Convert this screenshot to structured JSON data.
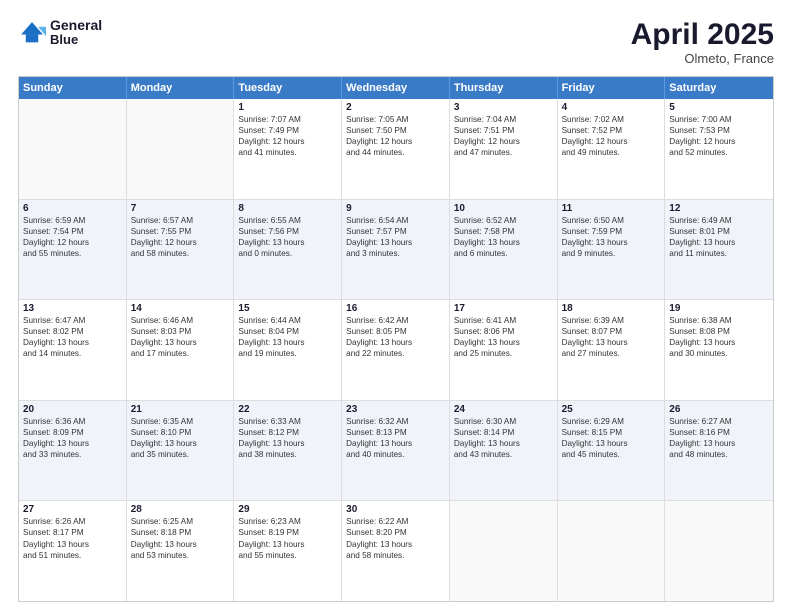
{
  "logo": {
    "line1": "General",
    "line2": "Blue"
  },
  "title": {
    "month_year": "April 2025",
    "location": "Olmeto, France"
  },
  "header_days": [
    "Sunday",
    "Monday",
    "Tuesday",
    "Wednesday",
    "Thursday",
    "Friday",
    "Saturday"
  ],
  "rows": [
    [
      {
        "day": "",
        "lines": []
      },
      {
        "day": "",
        "lines": []
      },
      {
        "day": "1",
        "lines": [
          "Sunrise: 7:07 AM",
          "Sunset: 7:49 PM",
          "Daylight: 12 hours",
          "and 41 minutes."
        ]
      },
      {
        "day": "2",
        "lines": [
          "Sunrise: 7:05 AM",
          "Sunset: 7:50 PM",
          "Daylight: 12 hours",
          "and 44 minutes."
        ]
      },
      {
        "day": "3",
        "lines": [
          "Sunrise: 7:04 AM",
          "Sunset: 7:51 PM",
          "Daylight: 12 hours",
          "and 47 minutes."
        ]
      },
      {
        "day": "4",
        "lines": [
          "Sunrise: 7:02 AM",
          "Sunset: 7:52 PM",
          "Daylight: 12 hours",
          "and 49 minutes."
        ]
      },
      {
        "day": "5",
        "lines": [
          "Sunrise: 7:00 AM",
          "Sunset: 7:53 PM",
          "Daylight: 12 hours",
          "and 52 minutes."
        ]
      }
    ],
    [
      {
        "day": "6",
        "lines": [
          "Sunrise: 6:59 AM",
          "Sunset: 7:54 PM",
          "Daylight: 12 hours",
          "and 55 minutes."
        ]
      },
      {
        "day": "7",
        "lines": [
          "Sunrise: 6:57 AM",
          "Sunset: 7:55 PM",
          "Daylight: 12 hours",
          "and 58 minutes."
        ]
      },
      {
        "day": "8",
        "lines": [
          "Sunrise: 6:55 AM",
          "Sunset: 7:56 PM",
          "Daylight: 13 hours",
          "and 0 minutes."
        ]
      },
      {
        "day": "9",
        "lines": [
          "Sunrise: 6:54 AM",
          "Sunset: 7:57 PM",
          "Daylight: 13 hours",
          "and 3 minutes."
        ]
      },
      {
        "day": "10",
        "lines": [
          "Sunrise: 6:52 AM",
          "Sunset: 7:58 PM",
          "Daylight: 13 hours",
          "and 6 minutes."
        ]
      },
      {
        "day": "11",
        "lines": [
          "Sunrise: 6:50 AM",
          "Sunset: 7:59 PM",
          "Daylight: 13 hours",
          "and 9 minutes."
        ]
      },
      {
        "day": "12",
        "lines": [
          "Sunrise: 6:49 AM",
          "Sunset: 8:01 PM",
          "Daylight: 13 hours",
          "and 11 minutes."
        ]
      }
    ],
    [
      {
        "day": "13",
        "lines": [
          "Sunrise: 6:47 AM",
          "Sunset: 8:02 PM",
          "Daylight: 13 hours",
          "and 14 minutes."
        ]
      },
      {
        "day": "14",
        "lines": [
          "Sunrise: 6:46 AM",
          "Sunset: 8:03 PM",
          "Daylight: 13 hours",
          "and 17 minutes."
        ]
      },
      {
        "day": "15",
        "lines": [
          "Sunrise: 6:44 AM",
          "Sunset: 8:04 PM",
          "Daylight: 13 hours",
          "and 19 minutes."
        ]
      },
      {
        "day": "16",
        "lines": [
          "Sunrise: 6:42 AM",
          "Sunset: 8:05 PM",
          "Daylight: 13 hours",
          "and 22 minutes."
        ]
      },
      {
        "day": "17",
        "lines": [
          "Sunrise: 6:41 AM",
          "Sunset: 8:06 PM",
          "Daylight: 13 hours",
          "and 25 minutes."
        ]
      },
      {
        "day": "18",
        "lines": [
          "Sunrise: 6:39 AM",
          "Sunset: 8:07 PM",
          "Daylight: 13 hours",
          "and 27 minutes."
        ]
      },
      {
        "day": "19",
        "lines": [
          "Sunrise: 6:38 AM",
          "Sunset: 8:08 PM",
          "Daylight: 13 hours",
          "and 30 minutes."
        ]
      }
    ],
    [
      {
        "day": "20",
        "lines": [
          "Sunrise: 6:36 AM",
          "Sunset: 8:09 PM",
          "Daylight: 13 hours",
          "and 33 minutes."
        ]
      },
      {
        "day": "21",
        "lines": [
          "Sunrise: 6:35 AM",
          "Sunset: 8:10 PM",
          "Daylight: 13 hours",
          "and 35 minutes."
        ]
      },
      {
        "day": "22",
        "lines": [
          "Sunrise: 6:33 AM",
          "Sunset: 8:12 PM",
          "Daylight: 13 hours",
          "and 38 minutes."
        ]
      },
      {
        "day": "23",
        "lines": [
          "Sunrise: 6:32 AM",
          "Sunset: 8:13 PM",
          "Daylight: 13 hours",
          "and 40 minutes."
        ]
      },
      {
        "day": "24",
        "lines": [
          "Sunrise: 6:30 AM",
          "Sunset: 8:14 PM",
          "Daylight: 13 hours",
          "and 43 minutes."
        ]
      },
      {
        "day": "25",
        "lines": [
          "Sunrise: 6:29 AM",
          "Sunset: 8:15 PM",
          "Daylight: 13 hours",
          "and 45 minutes."
        ]
      },
      {
        "day": "26",
        "lines": [
          "Sunrise: 6:27 AM",
          "Sunset: 8:16 PM",
          "Daylight: 13 hours",
          "and 48 minutes."
        ]
      }
    ],
    [
      {
        "day": "27",
        "lines": [
          "Sunrise: 6:26 AM",
          "Sunset: 8:17 PM",
          "Daylight: 13 hours",
          "and 51 minutes."
        ]
      },
      {
        "day": "28",
        "lines": [
          "Sunrise: 6:25 AM",
          "Sunset: 8:18 PM",
          "Daylight: 13 hours",
          "and 53 minutes."
        ]
      },
      {
        "day": "29",
        "lines": [
          "Sunrise: 6:23 AM",
          "Sunset: 8:19 PM",
          "Daylight: 13 hours",
          "and 55 minutes."
        ]
      },
      {
        "day": "30",
        "lines": [
          "Sunrise: 6:22 AM",
          "Sunset: 8:20 PM",
          "Daylight: 13 hours",
          "and 58 minutes."
        ]
      },
      {
        "day": "",
        "lines": []
      },
      {
        "day": "",
        "lines": []
      },
      {
        "day": "",
        "lines": []
      }
    ]
  ]
}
* * * * * * *
The task: Without including any pictures, print all of the material exactly as given.

The completed task:
Convert this screenshot to structured JSON data.
{
  "logo": {
    "line1": "General",
    "line2": "Blue"
  },
  "title": {
    "month_year": "April 2025",
    "location": "Olmeto, France"
  },
  "header_days": [
    "Sunday",
    "Monday",
    "Tuesday",
    "Wednesday",
    "Thursday",
    "Friday",
    "Saturday"
  ],
  "rows": [
    [
      {
        "day": "",
        "lines": []
      },
      {
        "day": "",
        "lines": []
      },
      {
        "day": "1",
        "lines": [
          "Sunrise: 7:07 AM",
          "Sunset: 7:49 PM",
          "Daylight: 12 hours",
          "and 41 minutes."
        ]
      },
      {
        "day": "2",
        "lines": [
          "Sunrise: 7:05 AM",
          "Sunset: 7:50 PM",
          "Daylight: 12 hours",
          "and 44 minutes."
        ]
      },
      {
        "day": "3",
        "lines": [
          "Sunrise: 7:04 AM",
          "Sunset: 7:51 PM",
          "Daylight: 12 hours",
          "and 47 minutes."
        ]
      },
      {
        "day": "4",
        "lines": [
          "Sunrise: 7:02 AM",
          "Sunset: 7:52 PM",
          "Daylight: 12 hours",
          "and 49 minutes."
        ]
      },
      {
        "day": "5",
        "lines": [
          "Sunrise: 7:00 AM",
          "Sunset: 7:53 PM",
          "Daylight: 12 hours",
          "and 52 minutes."
        ]
      }
    ],
    [
      {
        "day": "6",
        "lines": [
          "Sunrise: 6:59 AM",
          "Sunset: 7:54 PM",
          "Daylight: 12 hours",
          "and 55 minutes."
        ]
      },
      {
        "day": "7",
        "lines": [
          "Sunrise: 6:57 AM",
          "Sunset: 7:55 PM",
          "Daylight: 12 hours",
          "and 58 minutes."
        ]
      },
      {
        "day": "8",
        "lines": [
          "Sunrise: 6:55 AM",
          "Sunset: 7:56 PM",
          "Daylight: 13 hours",
          "and 0 minutes."
        ]
      },
      {
        "day": "9",
        "lines": [
          "Sunrise: 6:54 AM",
          "Sunset: 7:57 PM",
          "Daylight: 13 hours",
          "and 3 minutes."
        ]
      },
      {
        "day": "10",
        "lines": [
          "Sunrise: 6:52 AM",
          "Sunset: 7:58 PM",
          "Daylight: 13 hours",
          "and 6 minutes."
        ]
      },
      {
        "day": "11",
        "lines": [
          "Sunrise: 6:50 AM",
          "Sunset: 7:59 PM",
          "Daylight: 13 hours",
          "and 9 minutes."
        ]
      },
      {
        "day": "12",
        "lines": [
          "Sunrise: 6:49 AM",
          "Sunset: 8:01 PM",
          "Daylight: 13 hours",
          "and 11 minutes."
        ]
      }
    ],
    [
      {
        "day": "13",
        "lines": [
          "Sunrise: 6:47 AM",
          "Sunset: 8:02 PM",
          "Daylight: 13 hours",
          "and 14 minutes."
        ]
      },
      {
        "day": "14",
        "lines": [
          "Sunrise: 6:46 AM",
          "Sunset: 8:03 PM",
          "Daylight: 13 hours",
          "and 17 minutes."
        ]
      },
      {
        "day": "15",
        "lines": [
          "Sunrise: 6:44 AM",
          "Sunset: 8:04 PM",
          "Daylight: 13 hours",
          "and 19 minutes."
        ]
      },
      {
        "day": "16",
        "lines": [
          "Sunrise: 6:42 AM",
          "Sunset: 8:05 PM",
          "Daylight: 13 hours",
          "and 22 minutes."
        ]
      },
      {
        "day": "17",
        "lines": [
          "Sunrise: 6:41 AM",
          "Sunset: 8:06 PM",
          "Daylight: 13 hours",
          "and 25 minutes."
        ]
      },
      {
        "day": "18",
        "lines": [
          "Sunrise: 6:39 AM",
          "Sunset: 8:07 PM",
          "Daylight: 13 hours",
          "and 27 minutes."
        ]
      },
      {
        "day": "19",
        "lines": [
          "Sunrise: 6:38 AM",
          "Sunset: 8:08 PM",
          "Daylight: 13 hours",
          "and 30 minutes."
        ]
      }
    ],
    [
      {
        "day": "20",
        "lines": [
          "Sunrise: 6:36 AM",
          "Sunset: 8:09 PM",
          "Daylight: 13 hours",
          "and 33 minutes."
        ]
      },
      {
        "day": "21",
        "lines": [
          "Sunrise: 6:35 AM",
          "Sunset: 8:10 PM",
          "Daylight: 13 hours",
          "and 35 minutes."
        ]
      },
      {
        "day": "22",
        "lines": [
          "Sunrise: 6:33 AM",
          "Sunset: 8:12 PM",
          "Daylight: 13 hours",
          "and 38 minutes."
        ]
      },
      {
        "day": "23",
        "lines": [
          "Sunrise: 6:32 AM",
          "Sunset: 8:13 PM",
          "Daylight: 13 hours",
          "and 40 minutes."
        ]
      },
      {
        "day": "24",
        "lines": [
          "Sunrise: 6:30 AM",
          "Sunset: 8:14 PM",
          "Daylight: 13 hours",
          "and 43 minutes."
        ]
      },
      {
        "day": "25",
        "lines": [
          "Sunrise: 6:29 AM",
          "Sunset: 8:15 PM",
          "Daylight: 13 hours",
          "and 45 minutes."
        ]
      },
      {
        "day": "26",
        "lines": [
          "Sunrise: 6:27 AM",
          "Sunset: 8:16 PM",
          "Daylight: 13 hours",
          "and 48 minutes."
        ]
      }
    ],
    [
      {
        "day": "27",
        "lines": [
          "Sunrise: 6:26 AM",
          "Sunset: 8:17 PM",
          "Daylight: 13 hours",
          "and 51 minutes."
        ]
      },
      {
        "day": "28",
        "lines": [
          "Sunrise: 6:25 AM",
          "Sunset: 8:18 PM",
          "Daylight: 13 hours",
          "and 53 minutes."
        ]
      },
      {
        "day": "29",
        "lines": [
          "Sunrise: 6:23 AM",
          "Sunset: 8:19 PM",
          "Daylight: 13 hours",
          "and 55 minutes."
        ]
      },
      {
        "day": "30",
        "lines": [
          "Sunrise: 6:22 AM",
          "Sunset: 8:20 PM",
          "Daylight: 13 hours",
          "and 58 minutes."
        ]
      },
      {
        "day": "",
        "lines": []
      },
      {
        "day": "",
        "lines": []
      },
      {
        "day": "",
        "lines": []
      }
    ]
  ]
}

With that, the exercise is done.